Records contained in a dataset
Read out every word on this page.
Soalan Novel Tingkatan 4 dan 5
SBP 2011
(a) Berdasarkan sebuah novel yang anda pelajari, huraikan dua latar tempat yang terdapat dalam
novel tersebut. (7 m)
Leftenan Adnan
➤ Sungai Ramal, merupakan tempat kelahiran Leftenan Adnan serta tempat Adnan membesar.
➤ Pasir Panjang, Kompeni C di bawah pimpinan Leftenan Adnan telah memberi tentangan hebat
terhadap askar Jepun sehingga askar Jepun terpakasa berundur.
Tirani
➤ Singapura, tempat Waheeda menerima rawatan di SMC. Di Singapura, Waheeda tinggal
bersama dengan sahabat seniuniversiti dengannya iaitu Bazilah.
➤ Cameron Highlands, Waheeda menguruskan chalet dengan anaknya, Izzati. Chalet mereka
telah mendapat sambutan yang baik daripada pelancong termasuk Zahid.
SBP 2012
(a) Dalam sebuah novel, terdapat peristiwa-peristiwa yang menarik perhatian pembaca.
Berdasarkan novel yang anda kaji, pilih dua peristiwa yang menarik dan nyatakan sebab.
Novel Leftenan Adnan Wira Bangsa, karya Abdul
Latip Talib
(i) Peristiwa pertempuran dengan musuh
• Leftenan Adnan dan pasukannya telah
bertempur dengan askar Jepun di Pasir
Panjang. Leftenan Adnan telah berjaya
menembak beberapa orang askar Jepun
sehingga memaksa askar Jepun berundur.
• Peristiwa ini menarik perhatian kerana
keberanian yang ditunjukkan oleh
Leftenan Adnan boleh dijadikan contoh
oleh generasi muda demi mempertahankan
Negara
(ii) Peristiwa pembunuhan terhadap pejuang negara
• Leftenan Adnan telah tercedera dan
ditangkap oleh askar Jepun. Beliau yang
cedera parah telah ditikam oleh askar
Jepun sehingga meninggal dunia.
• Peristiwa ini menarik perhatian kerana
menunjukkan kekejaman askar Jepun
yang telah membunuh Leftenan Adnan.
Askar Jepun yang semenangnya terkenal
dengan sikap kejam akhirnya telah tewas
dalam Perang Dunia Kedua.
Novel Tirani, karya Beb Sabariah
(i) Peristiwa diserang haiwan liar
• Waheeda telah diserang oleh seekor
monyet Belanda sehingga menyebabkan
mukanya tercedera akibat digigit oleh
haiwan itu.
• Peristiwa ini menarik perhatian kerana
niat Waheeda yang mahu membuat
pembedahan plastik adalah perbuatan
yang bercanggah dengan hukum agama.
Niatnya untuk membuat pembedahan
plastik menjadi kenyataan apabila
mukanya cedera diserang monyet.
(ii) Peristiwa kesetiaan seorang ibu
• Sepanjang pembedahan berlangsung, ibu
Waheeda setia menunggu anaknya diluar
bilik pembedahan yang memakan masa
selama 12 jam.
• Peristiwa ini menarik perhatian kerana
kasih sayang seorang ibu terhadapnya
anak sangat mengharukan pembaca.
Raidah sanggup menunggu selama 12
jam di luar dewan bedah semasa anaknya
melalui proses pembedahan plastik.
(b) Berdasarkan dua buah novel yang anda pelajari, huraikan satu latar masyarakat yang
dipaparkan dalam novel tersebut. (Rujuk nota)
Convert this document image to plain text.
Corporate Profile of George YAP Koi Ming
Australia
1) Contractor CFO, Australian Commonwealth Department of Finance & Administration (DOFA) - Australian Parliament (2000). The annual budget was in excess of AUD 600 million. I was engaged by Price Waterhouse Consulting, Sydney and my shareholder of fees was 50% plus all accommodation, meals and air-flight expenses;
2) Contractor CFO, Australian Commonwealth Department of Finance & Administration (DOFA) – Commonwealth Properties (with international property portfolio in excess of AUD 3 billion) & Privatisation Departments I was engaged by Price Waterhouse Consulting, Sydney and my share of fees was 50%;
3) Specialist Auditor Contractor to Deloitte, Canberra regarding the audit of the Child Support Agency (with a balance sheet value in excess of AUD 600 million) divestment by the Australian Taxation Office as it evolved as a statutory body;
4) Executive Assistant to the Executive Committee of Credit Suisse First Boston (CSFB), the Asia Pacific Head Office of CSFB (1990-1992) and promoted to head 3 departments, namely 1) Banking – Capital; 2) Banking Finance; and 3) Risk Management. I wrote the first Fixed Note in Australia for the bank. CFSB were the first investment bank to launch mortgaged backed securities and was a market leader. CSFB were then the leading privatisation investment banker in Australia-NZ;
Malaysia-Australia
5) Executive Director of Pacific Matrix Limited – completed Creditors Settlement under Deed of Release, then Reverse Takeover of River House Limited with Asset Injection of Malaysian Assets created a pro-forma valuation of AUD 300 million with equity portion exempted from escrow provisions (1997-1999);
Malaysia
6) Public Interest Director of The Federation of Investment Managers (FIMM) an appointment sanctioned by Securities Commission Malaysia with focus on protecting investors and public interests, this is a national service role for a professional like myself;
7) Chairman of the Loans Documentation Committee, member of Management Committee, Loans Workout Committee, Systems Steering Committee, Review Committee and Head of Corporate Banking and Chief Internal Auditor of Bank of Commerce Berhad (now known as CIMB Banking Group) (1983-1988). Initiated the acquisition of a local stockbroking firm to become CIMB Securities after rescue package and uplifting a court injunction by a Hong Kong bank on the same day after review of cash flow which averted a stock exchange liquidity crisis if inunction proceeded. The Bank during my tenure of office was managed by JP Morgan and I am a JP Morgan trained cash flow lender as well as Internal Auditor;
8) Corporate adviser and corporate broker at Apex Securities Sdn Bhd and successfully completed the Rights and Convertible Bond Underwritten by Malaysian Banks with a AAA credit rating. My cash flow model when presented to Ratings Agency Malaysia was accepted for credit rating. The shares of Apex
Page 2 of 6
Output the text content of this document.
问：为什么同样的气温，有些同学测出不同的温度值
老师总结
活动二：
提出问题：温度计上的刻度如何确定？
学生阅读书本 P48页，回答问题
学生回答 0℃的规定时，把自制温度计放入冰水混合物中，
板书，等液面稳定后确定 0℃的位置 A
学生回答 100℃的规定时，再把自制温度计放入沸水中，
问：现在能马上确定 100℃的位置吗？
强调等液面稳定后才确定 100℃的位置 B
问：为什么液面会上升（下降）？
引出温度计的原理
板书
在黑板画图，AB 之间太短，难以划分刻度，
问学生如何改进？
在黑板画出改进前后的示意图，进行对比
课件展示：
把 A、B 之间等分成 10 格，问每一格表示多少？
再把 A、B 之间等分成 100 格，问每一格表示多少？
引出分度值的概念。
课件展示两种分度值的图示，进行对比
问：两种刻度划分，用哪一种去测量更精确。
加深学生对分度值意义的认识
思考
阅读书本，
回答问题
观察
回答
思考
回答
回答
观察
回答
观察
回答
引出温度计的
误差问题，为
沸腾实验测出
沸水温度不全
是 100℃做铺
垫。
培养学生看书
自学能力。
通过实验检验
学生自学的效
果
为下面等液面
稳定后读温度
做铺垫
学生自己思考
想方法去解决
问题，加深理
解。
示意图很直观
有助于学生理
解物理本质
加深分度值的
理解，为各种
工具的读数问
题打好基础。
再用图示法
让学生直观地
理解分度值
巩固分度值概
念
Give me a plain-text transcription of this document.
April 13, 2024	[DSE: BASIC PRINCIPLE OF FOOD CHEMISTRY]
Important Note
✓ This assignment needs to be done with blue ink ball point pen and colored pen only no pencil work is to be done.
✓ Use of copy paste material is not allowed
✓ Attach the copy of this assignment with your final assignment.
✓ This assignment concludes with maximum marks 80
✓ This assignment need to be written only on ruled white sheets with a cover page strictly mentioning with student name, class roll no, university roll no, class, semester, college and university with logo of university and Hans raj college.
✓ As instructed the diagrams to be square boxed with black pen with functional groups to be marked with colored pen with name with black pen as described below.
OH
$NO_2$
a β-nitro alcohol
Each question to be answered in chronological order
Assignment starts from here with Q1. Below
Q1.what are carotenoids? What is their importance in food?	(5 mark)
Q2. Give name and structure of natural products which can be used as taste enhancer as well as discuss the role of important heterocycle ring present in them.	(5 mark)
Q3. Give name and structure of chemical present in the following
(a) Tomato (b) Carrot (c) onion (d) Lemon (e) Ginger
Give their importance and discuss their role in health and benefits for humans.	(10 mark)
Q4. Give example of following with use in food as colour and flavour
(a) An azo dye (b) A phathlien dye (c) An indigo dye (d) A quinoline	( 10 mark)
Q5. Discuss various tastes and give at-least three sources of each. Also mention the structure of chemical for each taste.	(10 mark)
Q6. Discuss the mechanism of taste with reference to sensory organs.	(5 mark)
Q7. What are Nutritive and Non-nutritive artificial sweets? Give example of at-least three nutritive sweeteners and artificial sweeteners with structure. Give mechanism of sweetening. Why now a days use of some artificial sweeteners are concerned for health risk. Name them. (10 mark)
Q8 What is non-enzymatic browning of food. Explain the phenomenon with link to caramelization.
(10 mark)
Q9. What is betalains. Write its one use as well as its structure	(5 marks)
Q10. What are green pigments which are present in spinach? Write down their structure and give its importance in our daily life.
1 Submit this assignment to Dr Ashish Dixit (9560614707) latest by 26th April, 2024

▶ _Your goal_:
Using the material above, report each line where "terdapat" occurs.

▶ _Answer to the problem_:
(a) Berdasarkan sebuah novel yang anda pelajari, huraikan dua latar tempat yang terdapat dalam
(a) Dalam sebuah novel, terdapat peristiwa-peristiwa yang menarik perhatian pembaca.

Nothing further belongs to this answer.